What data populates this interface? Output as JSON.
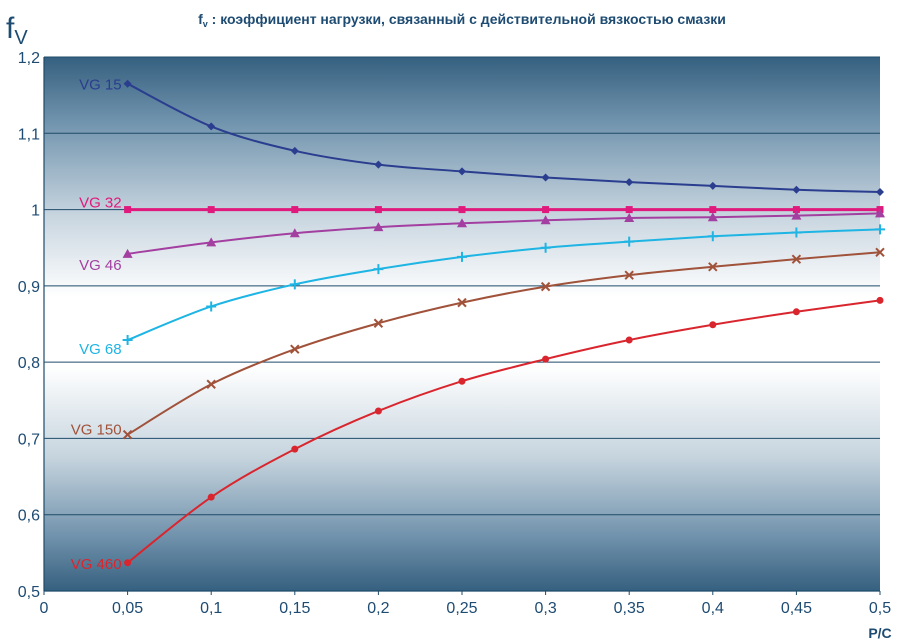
{
  "chart_data": {
    "type": "line",
    "title": "f",
    "title_sub": "v",
    "title_rest": " : коэффициент нагрузки, связанный с действительной вязкостью смазки",
    "ylabel_main": "f",
    "ylabel_sub": "V",
    "xlabel": "P/C",
    "xlim": [
      0,
      0.5
    ],
    "ylim": [
      0.5,
      1.2
    ],
    "x_ticks": [
      0,
      0.05,
      0.1,
      0.15,
      0.2,
      0.25,
      0.3,
      0.35,
      0.4,
      0.45,
      0.5
    ],
    "x_tick_labels": [
      "0",
      "0,05",
      "0,1",
      "0,15",
      "0,2",
      "0,25",
      "0,3",
      "0,35",
      "0,4",
      "0,45",
      "0,5"
    ],
    "y_ticks": [
      0.5,
      0.6,
      0.7,
      0.8,
      0.9,
      1.0,
      1.1,
      1.2
    ],
    "y_tick_labels": [
      "0,5",
      "0,6",
      "0,7",
      "0,8",
      "0,9",
      "1",
      "1,1",
      "1,2"
    ],
    "grid": "horizontal",
    "x": [
      0.05,
      0.1,
      0.15,
      0.2,
      0.25,
      0.3,
      0.35,
      0.4,
      0.45,
      0.5
    ],
    "series": [
      {
        "name": "VG 15",
        "color": "#2a3d8f",
        "marker": "diamond",
        "values": [
          1.165,
          1.109,
          1.077,
          1.059,
          1.05,
          1.042,
          1.036,
          1.031,
          1.026,
          1.023
        ]
      },
      {
        "name": "VG 32",
        "color": "#e0197d",
        "marker": "square",
        "values": [
          1.0,
          1.0,
          1.0,
          1.0,
          1.0,
          1.0,
          1.0,
          1.0,
          1.0,
          1.0
        ]
      },
      {
        "name": "VG 46",
        "color": "#a33fa0",
        "marker": "triangle",
        "values": [
          0.942,
          0.957,
          0.969,
          0.977,
          0.982,
          0.986,
          0.989,
          0.99,
          0.992,
          0.995
        ]
      },
      {
        "name": "VG 68",
        "color": "#1eb4e3",
        "marker": "plus",
        "values": [
          0.829,
          0.873,
          0.902,
          0.922,
          0.938,
          0.95,
          0.958,
          0.965,
          0.97,
          0.974
        ]
      },
      {
        "name": "VG 150",
        "color": "#a0523a",
        "marker": "x",
        "values": [
          0.705,
          0.771,
          0.817,
          0.851,
          0.878,
          0.899,
          0.914,
          0.925,
          0.935,
          0.944
        ]
      },
      {
        "name": "VG 460",
        "color": "#d9262e",
        "marker": "circle",
        "values": [
          0.537,
          0.623,
          0.686,
          0.736,
          0.775,
          0.804,
          0.829,
          0.849,
          0.866,
          0.881
        ]
      }
    ]
  }
}
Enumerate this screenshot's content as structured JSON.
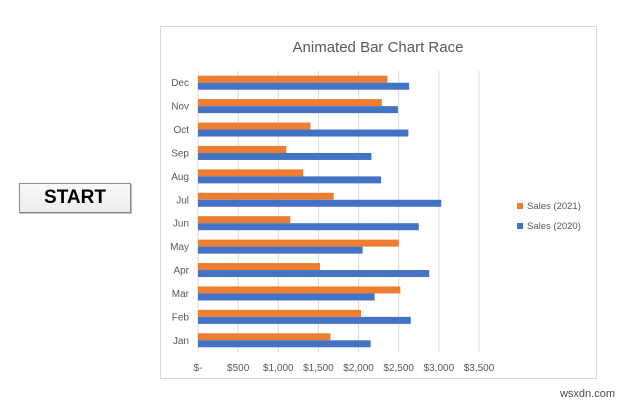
{
  "button": {
    "start_label": "START"
  },
  "watermark": "wsxdn.com",
  "chart_data": {
    "type": "bar",
    "orientation": "horizontal",
    "title": "Animated Bar Chart Race",
    "categories": [
      "Jan",
      "Feb",
      "Mar",
      "Apr",
      "May",
      "Jun",
      "Jul",
      "Aug",
      "Sep",
      "Oct",
      "Nov",
      "Dec"
    ],
    "series": [
      {
        "name": "Sales (2020)",
        "color": "#4472c4",
        "values": [
          2150,
          2650,
          2200,
          2880,
          2050,
          2750,
          3030,
          2280,
          2160,
          2620,
          2490,
          2630
        ]
      },
      {
        "name": "Sales (2021)",
        "color": "#ed7d31",
        "values": [
          1650,
          2030,
          2520,
          1520,
          2500,
          1150,
          1690,
          1310,
          1100,
          1400,
          2290,
          2360
        ]
      }
    ],
    "xlim": [
      0,
      3500
    ],
    "x_ticks": [
      0,
      500,
      1000,
      1500,
      2000,
      2500,
      3000,
      3500
    ],
    "x_tick_labels": [
      "$-",
      "$500",
      "$1,000",
      "$1,500",
      "$2,000",
      "$2,500",
      "$3,000",
      "$3,500"
    ],
    "grid": "vertical",
    "legend_placement": "right",
    "legend_order": [
      "Sales (2021)",
      "Sales (2020)"
    ]
  }
}
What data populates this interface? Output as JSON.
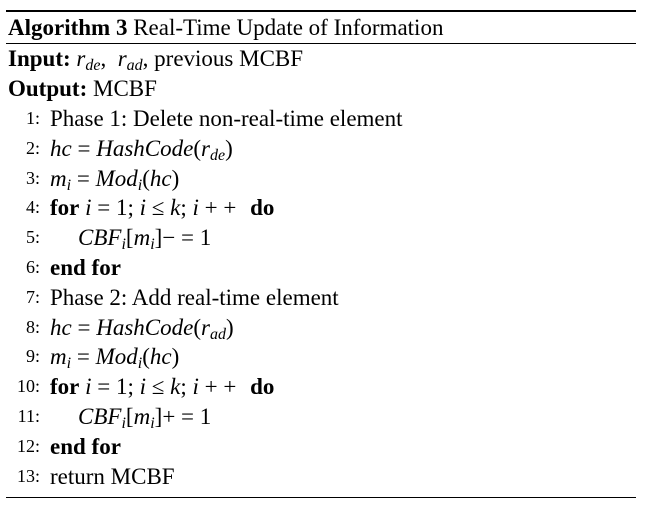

------------------------------

Required task » Make an exact copy of the lines above, starting at the line that contains "Enumerate this screenshot's" and running through the final line of the entries. Omit the pictures.

Output for this exercise »
Enumerate this screenshot's content as structured JSON.
{
  "button": {
    "start_label": "START"
  },
  "watermark": "wsxdn.com",
  "chart_data": {
    "type": "bar",
    "orientation": "horizontal",
    "title": "Animated Bar Chart Race",
    "categories": [
      "Jan",
      "Feb",
      "Mar",
      "Apr",
      "May",
      "Jun",
      "Jul",
      "Aug",
      "Sep",
      "Oct",
      "Nov",
      "Dec"
    ],
    "series": [
      {
        "name": "Sales (2020)",
        "color": "#4472c4",
        "values": [
          2150,
          2650,
          2200,
          2880,
          2050,
          2750,
          3030,
          2280,
          2160,
          2620,
          2490,
          2630
        ]
      },
      {
        "name": "Sales (2021)",
        "color": "#ed7d31",
        "values": [
          1650,
          2030,
          2520,
          1520,
          2500,
          1150,
          1690,
          1310,
          1100,
          1400,
          2290,
          2360
        ]
      }
    ],
    "xlim": [
      0,
      3500
    ],
    "x_ticks": [
      0,
      500,
      1000,
      1500,
      2000,
      2500,
      3000,
      3500
    ],
    "x_tick_labels": [
      "$-",
      "$500",
      "$1,000",
      "$1,500",
      "$2,000",
      "$2,500",
      "$3,000",
      "$3,500"
    ],
    "grid": "vertical",
    "legend_placement": "right",
    "legend_order": [
      "Sales (2021)",
      "Sales (2020)"
    ]
  }
}
What data populates this interface? Output as JSON.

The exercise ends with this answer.